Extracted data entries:
========

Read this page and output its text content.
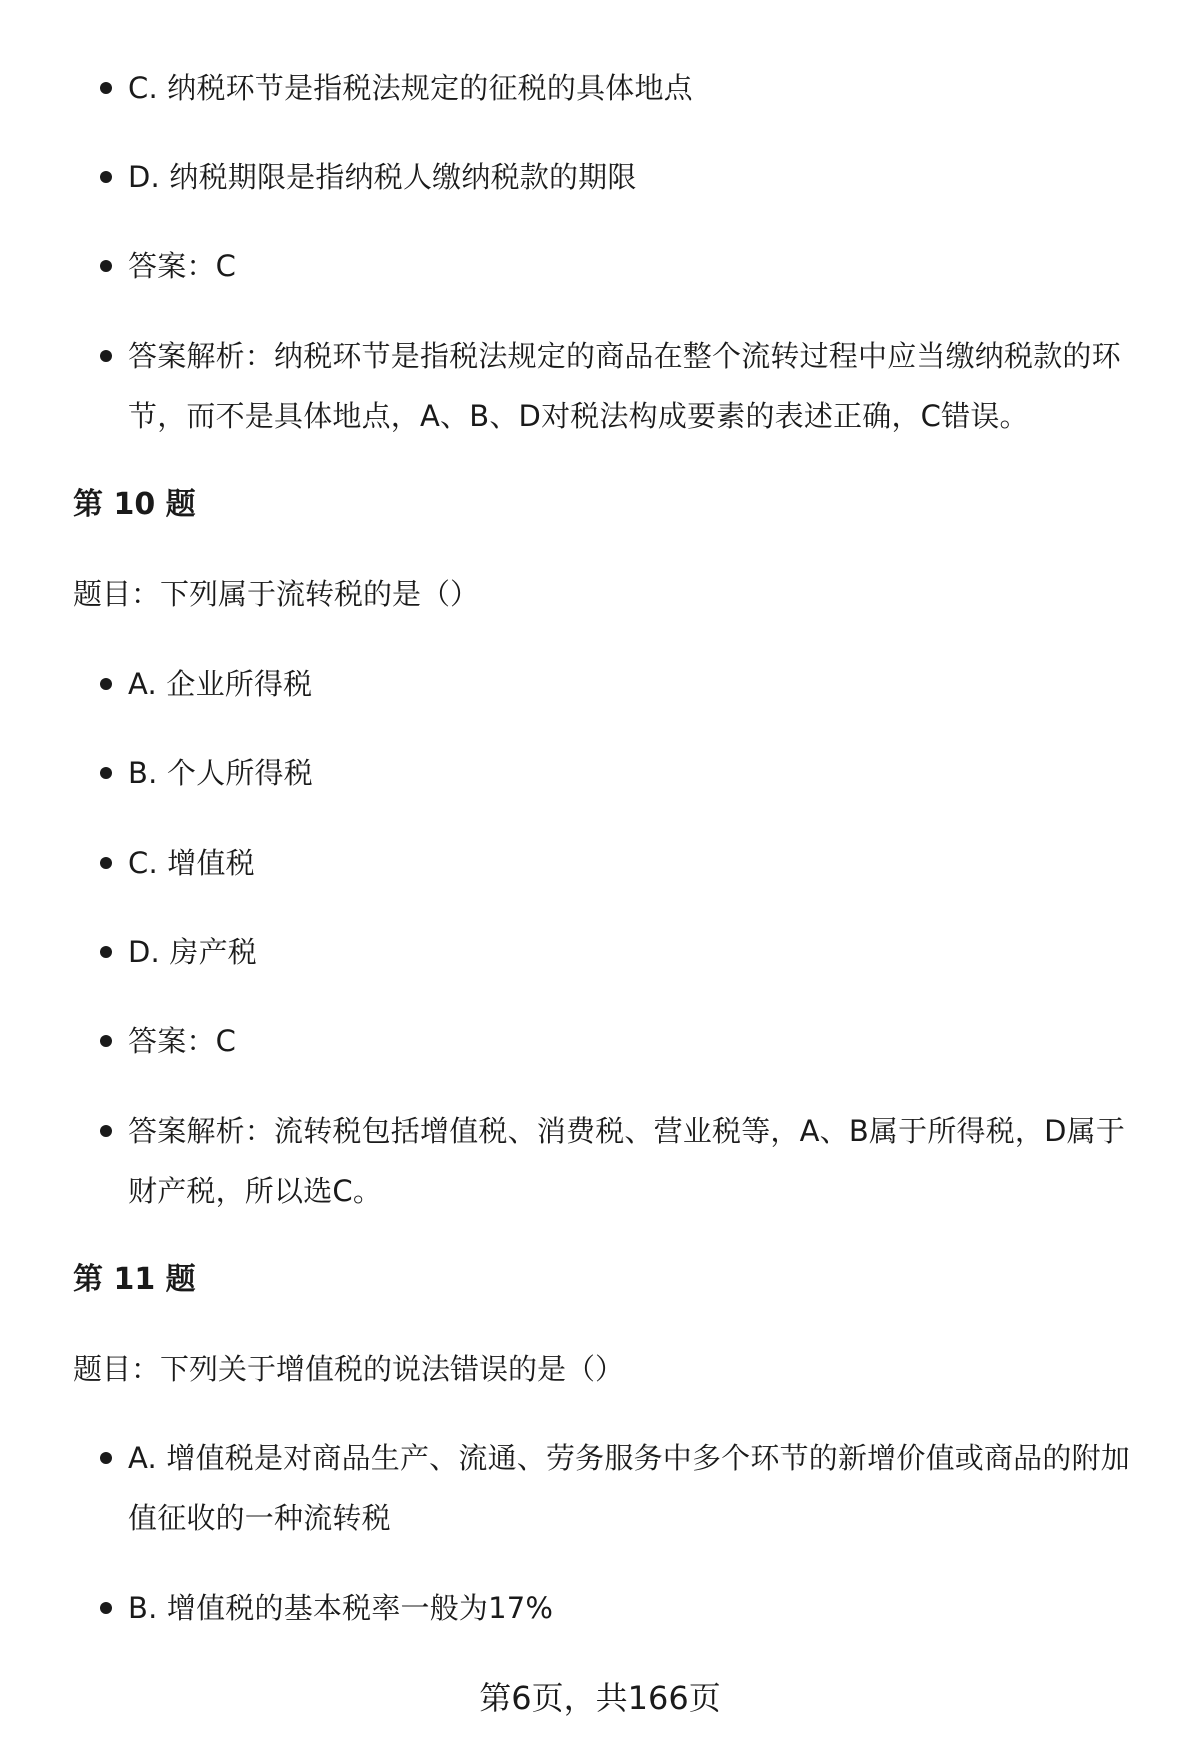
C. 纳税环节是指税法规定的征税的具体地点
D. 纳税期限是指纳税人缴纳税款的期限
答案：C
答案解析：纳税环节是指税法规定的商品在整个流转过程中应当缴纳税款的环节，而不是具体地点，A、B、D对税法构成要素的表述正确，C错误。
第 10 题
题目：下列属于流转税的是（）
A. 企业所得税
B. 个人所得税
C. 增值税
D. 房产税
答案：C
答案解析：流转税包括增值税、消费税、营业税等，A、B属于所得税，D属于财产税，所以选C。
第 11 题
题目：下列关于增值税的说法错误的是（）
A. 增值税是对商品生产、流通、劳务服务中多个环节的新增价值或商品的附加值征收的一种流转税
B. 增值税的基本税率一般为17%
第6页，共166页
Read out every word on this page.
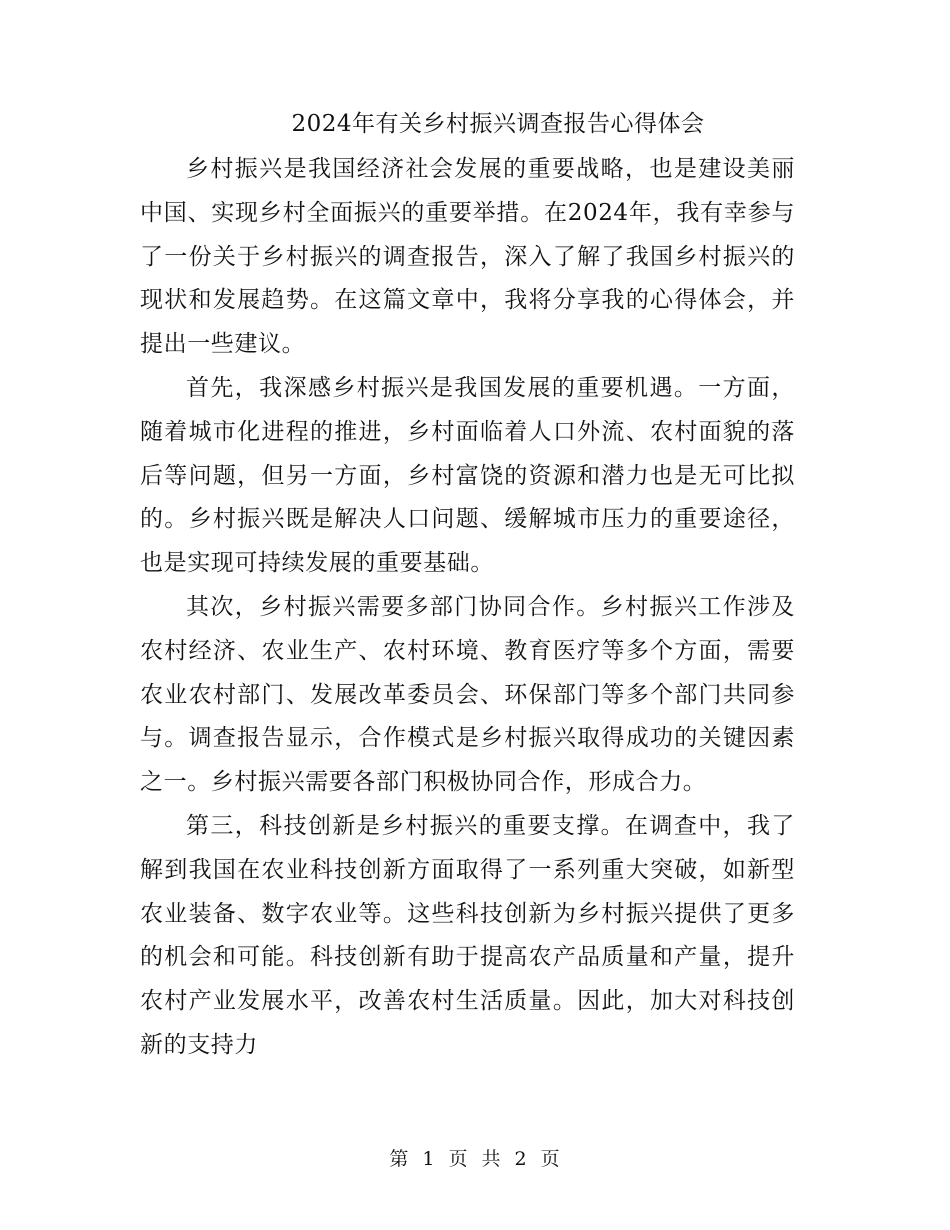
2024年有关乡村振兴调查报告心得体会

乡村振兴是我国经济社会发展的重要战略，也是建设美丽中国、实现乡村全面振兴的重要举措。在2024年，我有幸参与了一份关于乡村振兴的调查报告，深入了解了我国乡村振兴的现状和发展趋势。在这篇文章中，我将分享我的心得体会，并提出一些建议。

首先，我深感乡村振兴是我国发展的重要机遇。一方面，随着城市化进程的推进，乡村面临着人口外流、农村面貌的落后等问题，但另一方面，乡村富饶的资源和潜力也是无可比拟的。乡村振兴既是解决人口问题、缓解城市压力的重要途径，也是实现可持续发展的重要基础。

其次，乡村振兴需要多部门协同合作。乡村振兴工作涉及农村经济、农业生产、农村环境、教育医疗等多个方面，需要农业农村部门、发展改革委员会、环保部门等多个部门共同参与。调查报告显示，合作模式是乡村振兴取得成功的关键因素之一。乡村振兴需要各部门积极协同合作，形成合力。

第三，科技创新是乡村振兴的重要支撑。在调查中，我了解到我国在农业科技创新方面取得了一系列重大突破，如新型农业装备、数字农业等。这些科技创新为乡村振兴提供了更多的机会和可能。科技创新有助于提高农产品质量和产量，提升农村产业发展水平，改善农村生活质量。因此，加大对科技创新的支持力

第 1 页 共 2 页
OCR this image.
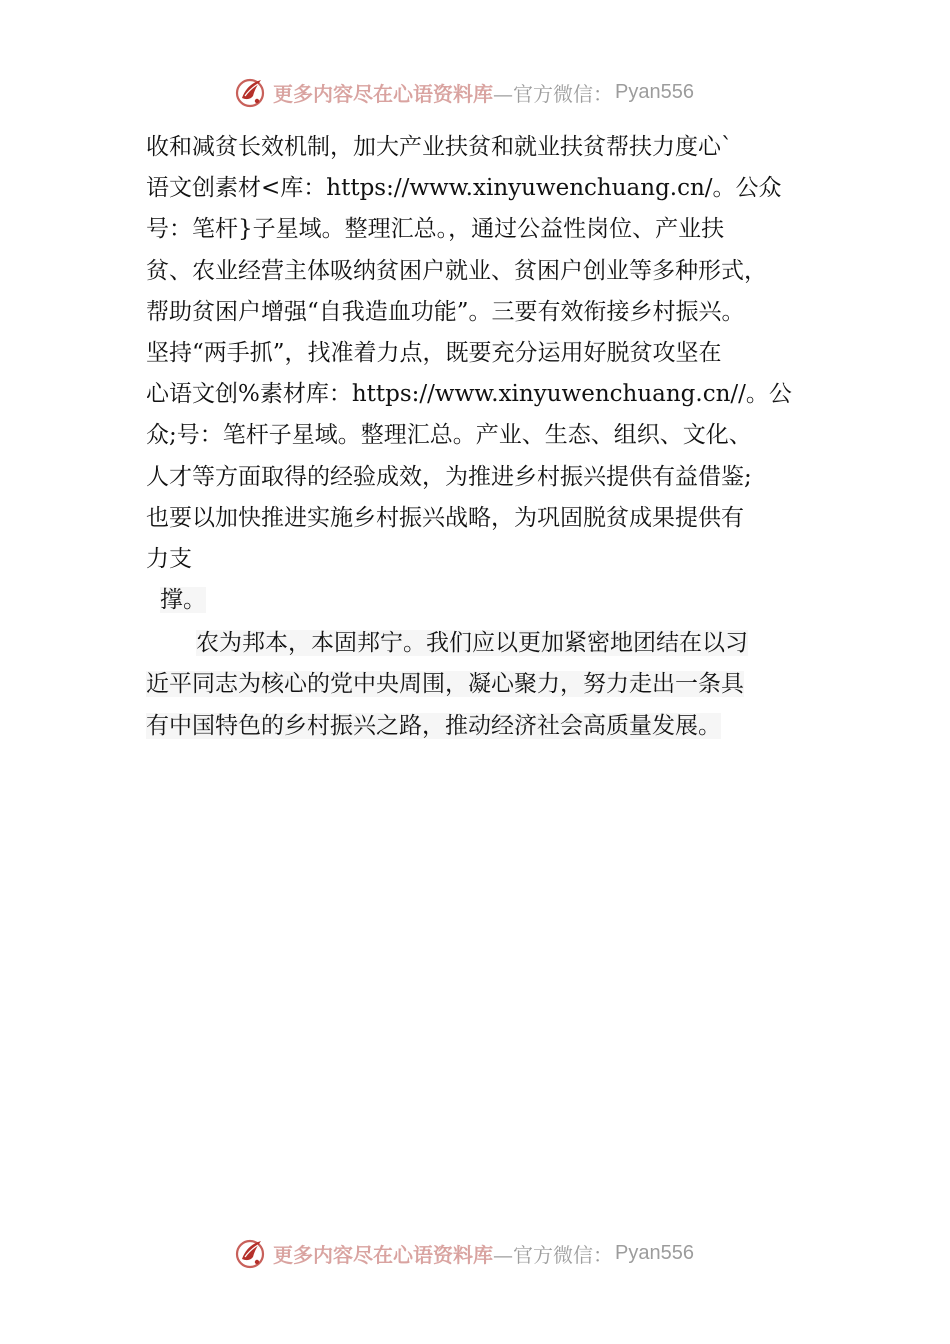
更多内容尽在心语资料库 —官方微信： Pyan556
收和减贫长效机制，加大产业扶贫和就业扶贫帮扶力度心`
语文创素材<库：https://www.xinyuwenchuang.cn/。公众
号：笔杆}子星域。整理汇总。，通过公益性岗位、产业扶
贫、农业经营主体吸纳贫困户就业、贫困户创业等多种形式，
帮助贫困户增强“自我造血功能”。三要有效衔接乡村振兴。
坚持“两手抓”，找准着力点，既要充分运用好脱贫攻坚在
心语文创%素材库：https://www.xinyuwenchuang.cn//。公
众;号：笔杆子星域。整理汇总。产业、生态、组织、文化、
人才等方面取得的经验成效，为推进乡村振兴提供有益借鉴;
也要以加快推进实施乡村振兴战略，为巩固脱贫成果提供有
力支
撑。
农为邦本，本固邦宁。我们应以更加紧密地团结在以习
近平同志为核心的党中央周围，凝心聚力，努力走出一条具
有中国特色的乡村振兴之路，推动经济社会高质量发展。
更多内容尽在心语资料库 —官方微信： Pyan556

========

Using the records above, extract exactly and only the lines from the one with "OCR this image." through the final line, inclusive, leaving out pictures.

### Exercise output
OCR this image.
更多内容尽在心语资料库 —官方微信： Pyan556
收和减贫长效机制，加大产业扶贫和就业扶贫帮扶力度心`
语文创素材<库：https://www.xinyuwenchuang.cn/。公众
号：笔杆}子星域。整理汇总。，通过公益性岗位、产业扶
贫、农业经营主体吸纳贫困户就业、贫困户创业等多种形式，
帮助贫困户增强“自我造血功能”。三要有效衔接乡村振兴。
坚持“两手抓”，找准着力点，既要充分运用好脱贫攻坚在
心语文创%素材库：https://www.xinyuwenchuang.cn//。公
众;号：笔杆子星域。整理汇总。产业、生态、组织、文化、
人才等方面取得的经验成效，为推进乡村振兴提供有益借鉴;
也要以加快推进实施乡村振兴战略，为巩固脱贫成果提供有
力支
撑。
农为邦本，本固邦宁。我们应以更加紧密地团结在以习
近平同志为核心的党中央周围，凝心聚力，努力走出一条具
有中国特色的乡村振兴之路，推动经济社会高质量发展。
更多内容尽在心语资料库 —官方微信： Pyan556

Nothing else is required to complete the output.